_Exercise brief_: Repeat everything in the material exactly.

Stored data entries
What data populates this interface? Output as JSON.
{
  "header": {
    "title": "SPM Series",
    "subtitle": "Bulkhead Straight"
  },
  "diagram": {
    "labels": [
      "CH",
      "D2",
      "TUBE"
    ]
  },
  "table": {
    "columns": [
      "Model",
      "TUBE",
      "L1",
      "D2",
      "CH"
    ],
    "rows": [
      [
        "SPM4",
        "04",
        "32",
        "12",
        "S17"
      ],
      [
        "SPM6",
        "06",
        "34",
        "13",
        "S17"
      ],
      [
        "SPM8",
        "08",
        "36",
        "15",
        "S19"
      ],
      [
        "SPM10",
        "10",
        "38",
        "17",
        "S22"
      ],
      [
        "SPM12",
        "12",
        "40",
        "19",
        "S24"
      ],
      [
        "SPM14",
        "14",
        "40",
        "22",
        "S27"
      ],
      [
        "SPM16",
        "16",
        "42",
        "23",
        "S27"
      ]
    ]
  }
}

_Complete answer_:
What data populates this interface? Output as JSON.
{
  "header": {
    "title": "SPM Series",
    "subtitle": "Bulkhead Straight"
  },
  "diagram": {
    "labels": [
      "CH",
      "D2",
      "TUBE"
    ]
  },
  "table": {
    "columns": [
      "Model",
      "TUBE",
      "L1",
      "D2",
      "CH"
    ],
    "rows": [
      [
        "SPM4",
        "04",
        "32",
        "12",
        "S17"
      ],
      [
        "SPM6",
        "06",
        "34",
        "13",
        "S17"
      ],
      [
        "SPM8",
        "08",
        "36",
        "15",
        "S19"
      ],
      [
        "SPM10",
        "10",
        "38",
        "17",
        "S22"
      ],
      [
        "SPM12",
        "12",
        "40",
        "19",
        "S24"
      ],
      [
        "SPM14",
        "14",
        "40",
        "22",
        "S27"
      ],
      [
        "SPM16",
        "16",
        "42",
        "23",
        "S27"
      ]
    ]
  }
}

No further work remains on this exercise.